EXERCISE DETAILS: Wherever a line below holds the word "избирательном", copy that line.

ENTRIES:
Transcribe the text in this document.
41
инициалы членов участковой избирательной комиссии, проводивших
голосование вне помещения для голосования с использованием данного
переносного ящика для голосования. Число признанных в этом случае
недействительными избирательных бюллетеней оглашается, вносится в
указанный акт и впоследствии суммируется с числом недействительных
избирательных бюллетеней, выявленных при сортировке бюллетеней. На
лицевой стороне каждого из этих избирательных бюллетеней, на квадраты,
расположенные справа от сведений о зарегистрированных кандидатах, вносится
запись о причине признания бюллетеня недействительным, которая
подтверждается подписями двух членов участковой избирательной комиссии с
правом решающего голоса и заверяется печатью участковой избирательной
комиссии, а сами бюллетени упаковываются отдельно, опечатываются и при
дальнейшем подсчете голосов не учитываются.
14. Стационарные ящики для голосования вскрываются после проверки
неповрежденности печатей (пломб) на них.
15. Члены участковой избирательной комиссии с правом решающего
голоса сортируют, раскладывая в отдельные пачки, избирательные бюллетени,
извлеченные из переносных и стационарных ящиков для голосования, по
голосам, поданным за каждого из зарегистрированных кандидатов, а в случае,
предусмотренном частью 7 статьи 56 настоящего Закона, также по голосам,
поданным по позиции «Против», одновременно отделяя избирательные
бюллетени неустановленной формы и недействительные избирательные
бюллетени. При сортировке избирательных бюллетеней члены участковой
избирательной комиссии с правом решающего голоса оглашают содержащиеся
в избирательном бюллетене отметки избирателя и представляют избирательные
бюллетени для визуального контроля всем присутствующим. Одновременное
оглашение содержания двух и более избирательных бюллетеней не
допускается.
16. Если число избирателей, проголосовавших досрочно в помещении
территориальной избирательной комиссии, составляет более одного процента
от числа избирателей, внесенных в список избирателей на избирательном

FULL RESPONSE:
в избирательном бюллетене отметки избирателя и представляют избирательные
от числа избирателей, внесенных в список избирателей на избирательном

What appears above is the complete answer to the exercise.